• **Data to process**:
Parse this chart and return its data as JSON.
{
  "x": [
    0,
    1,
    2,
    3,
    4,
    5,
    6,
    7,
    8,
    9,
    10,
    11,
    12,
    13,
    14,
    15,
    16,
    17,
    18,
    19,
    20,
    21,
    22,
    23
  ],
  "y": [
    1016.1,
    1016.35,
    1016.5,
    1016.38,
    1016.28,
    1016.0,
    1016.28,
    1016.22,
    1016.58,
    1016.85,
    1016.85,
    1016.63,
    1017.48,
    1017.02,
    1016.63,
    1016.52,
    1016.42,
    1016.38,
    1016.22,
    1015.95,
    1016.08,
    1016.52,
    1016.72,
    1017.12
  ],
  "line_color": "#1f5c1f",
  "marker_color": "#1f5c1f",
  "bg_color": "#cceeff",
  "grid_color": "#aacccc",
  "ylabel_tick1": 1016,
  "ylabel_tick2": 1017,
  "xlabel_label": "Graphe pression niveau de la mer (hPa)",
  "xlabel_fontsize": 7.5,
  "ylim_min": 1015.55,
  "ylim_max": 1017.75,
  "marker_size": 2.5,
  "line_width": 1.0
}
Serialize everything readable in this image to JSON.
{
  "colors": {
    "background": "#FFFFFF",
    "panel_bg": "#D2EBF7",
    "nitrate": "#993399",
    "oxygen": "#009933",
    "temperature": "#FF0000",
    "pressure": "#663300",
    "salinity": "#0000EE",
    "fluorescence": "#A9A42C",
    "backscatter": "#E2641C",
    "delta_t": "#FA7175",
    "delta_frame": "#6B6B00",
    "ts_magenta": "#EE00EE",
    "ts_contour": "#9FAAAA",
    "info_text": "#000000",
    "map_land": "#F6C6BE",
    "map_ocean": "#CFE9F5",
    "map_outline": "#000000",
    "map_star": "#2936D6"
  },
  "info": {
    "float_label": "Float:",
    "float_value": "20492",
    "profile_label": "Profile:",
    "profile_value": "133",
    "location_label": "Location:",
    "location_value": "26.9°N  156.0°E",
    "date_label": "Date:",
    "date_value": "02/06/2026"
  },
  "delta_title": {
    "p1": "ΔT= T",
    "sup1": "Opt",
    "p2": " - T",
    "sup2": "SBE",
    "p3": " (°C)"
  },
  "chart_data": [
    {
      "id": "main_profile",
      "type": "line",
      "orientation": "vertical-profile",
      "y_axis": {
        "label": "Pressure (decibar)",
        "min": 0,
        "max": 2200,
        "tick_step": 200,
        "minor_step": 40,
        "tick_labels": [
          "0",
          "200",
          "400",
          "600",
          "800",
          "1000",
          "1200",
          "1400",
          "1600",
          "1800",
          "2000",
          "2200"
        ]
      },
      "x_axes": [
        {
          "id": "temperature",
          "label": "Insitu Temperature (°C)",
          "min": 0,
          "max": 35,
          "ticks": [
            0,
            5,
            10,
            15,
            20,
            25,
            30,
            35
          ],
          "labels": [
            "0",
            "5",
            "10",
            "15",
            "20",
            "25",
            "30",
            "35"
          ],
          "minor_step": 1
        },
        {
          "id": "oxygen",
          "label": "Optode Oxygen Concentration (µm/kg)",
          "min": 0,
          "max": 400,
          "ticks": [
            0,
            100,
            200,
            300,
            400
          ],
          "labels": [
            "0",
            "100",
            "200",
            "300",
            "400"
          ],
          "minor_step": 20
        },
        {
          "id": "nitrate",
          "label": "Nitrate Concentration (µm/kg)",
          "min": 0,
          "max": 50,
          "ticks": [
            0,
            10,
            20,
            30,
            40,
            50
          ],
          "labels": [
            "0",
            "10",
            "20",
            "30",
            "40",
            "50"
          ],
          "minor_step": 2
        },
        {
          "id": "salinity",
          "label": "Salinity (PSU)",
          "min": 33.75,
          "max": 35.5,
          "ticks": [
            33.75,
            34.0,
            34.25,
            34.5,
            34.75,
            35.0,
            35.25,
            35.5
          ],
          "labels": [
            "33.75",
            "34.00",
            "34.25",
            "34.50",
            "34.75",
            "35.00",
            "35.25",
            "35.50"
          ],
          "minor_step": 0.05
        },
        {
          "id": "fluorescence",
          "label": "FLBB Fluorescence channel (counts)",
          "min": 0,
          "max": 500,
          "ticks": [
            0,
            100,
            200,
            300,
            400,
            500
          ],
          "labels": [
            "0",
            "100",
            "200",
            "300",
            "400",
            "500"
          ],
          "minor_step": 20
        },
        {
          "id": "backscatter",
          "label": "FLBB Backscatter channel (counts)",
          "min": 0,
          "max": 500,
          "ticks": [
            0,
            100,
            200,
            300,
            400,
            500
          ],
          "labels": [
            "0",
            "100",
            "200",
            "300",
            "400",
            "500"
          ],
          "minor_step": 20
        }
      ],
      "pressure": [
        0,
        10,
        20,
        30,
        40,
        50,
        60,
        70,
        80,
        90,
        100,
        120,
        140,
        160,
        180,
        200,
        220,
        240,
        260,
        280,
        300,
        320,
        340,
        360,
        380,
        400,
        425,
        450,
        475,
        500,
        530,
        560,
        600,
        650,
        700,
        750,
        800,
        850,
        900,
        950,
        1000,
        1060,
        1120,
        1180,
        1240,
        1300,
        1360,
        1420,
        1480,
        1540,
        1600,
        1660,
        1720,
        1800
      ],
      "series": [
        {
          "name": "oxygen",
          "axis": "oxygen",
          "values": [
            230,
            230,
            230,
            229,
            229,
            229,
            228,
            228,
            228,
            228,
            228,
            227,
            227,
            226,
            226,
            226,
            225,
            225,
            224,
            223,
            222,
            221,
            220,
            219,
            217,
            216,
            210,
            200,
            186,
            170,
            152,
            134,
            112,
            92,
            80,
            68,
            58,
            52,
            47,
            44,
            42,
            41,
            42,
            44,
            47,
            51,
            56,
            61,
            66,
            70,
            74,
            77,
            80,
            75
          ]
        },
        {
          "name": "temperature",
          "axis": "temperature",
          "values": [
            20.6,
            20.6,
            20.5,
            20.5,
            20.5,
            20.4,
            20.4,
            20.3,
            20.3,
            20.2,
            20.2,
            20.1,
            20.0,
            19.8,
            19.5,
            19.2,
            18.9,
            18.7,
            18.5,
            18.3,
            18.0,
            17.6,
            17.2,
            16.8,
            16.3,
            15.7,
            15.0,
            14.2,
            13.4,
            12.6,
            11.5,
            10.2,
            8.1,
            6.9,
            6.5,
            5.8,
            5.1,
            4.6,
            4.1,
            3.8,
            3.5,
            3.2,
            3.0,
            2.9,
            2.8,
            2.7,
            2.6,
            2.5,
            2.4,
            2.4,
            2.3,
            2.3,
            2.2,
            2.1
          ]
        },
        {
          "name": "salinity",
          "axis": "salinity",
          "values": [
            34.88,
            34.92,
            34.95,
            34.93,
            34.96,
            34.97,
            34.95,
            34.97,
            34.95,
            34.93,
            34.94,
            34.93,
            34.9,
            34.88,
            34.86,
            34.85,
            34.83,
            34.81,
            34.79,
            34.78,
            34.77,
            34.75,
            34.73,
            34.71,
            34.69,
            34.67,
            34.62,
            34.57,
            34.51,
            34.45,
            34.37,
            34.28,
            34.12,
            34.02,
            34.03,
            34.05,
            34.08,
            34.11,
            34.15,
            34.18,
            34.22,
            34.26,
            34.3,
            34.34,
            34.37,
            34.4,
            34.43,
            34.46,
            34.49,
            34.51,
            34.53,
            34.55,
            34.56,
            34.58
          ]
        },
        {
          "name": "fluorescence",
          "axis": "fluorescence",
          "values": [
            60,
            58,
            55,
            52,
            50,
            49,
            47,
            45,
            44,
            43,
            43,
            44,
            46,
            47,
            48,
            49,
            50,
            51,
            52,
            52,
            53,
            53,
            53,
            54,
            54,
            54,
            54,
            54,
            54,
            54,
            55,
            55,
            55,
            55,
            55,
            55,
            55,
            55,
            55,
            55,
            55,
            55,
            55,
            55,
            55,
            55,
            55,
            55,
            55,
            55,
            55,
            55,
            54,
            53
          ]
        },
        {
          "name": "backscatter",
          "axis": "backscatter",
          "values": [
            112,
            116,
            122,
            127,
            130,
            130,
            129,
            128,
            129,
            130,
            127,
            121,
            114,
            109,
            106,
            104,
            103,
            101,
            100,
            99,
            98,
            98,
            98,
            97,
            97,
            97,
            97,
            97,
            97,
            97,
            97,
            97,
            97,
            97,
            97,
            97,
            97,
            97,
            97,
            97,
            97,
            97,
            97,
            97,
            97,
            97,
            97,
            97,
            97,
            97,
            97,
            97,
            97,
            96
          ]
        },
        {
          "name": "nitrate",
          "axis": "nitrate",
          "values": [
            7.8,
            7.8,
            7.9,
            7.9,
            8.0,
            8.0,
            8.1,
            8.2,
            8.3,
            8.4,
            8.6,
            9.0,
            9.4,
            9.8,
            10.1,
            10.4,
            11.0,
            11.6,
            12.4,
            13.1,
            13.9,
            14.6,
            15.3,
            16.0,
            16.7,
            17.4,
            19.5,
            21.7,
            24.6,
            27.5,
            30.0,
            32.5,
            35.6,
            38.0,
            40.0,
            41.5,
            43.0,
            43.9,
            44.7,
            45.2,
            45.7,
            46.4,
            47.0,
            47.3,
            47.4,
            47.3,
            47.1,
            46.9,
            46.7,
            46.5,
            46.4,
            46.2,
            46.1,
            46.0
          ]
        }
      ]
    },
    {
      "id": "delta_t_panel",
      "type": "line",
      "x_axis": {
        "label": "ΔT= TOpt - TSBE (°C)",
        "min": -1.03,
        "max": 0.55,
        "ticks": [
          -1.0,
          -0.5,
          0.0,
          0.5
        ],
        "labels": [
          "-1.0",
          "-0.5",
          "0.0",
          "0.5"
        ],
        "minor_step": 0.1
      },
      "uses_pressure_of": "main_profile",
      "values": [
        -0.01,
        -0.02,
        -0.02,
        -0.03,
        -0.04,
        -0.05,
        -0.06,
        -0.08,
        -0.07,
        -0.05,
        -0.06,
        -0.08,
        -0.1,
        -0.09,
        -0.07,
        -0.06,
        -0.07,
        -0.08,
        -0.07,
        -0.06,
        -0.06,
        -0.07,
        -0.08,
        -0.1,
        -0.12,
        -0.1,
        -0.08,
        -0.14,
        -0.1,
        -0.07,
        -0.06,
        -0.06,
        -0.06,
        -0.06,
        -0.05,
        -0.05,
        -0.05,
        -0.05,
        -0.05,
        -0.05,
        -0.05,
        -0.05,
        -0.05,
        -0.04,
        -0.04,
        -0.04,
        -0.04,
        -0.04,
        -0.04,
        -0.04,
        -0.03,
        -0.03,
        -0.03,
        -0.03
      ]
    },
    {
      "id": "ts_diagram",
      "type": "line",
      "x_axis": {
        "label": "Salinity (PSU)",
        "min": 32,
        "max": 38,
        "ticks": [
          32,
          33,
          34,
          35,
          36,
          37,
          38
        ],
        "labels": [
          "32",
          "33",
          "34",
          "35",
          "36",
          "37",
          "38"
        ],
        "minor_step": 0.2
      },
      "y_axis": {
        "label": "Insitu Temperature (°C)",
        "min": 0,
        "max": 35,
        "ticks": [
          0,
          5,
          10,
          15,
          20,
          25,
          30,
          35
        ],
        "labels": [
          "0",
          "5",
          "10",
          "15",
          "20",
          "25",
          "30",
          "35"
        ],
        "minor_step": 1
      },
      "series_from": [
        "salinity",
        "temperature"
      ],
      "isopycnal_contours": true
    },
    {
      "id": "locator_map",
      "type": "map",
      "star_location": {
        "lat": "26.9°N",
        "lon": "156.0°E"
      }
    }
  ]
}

• **What to work on**: Report only how many lines in the listing contain the string "name".

• **In response**: 6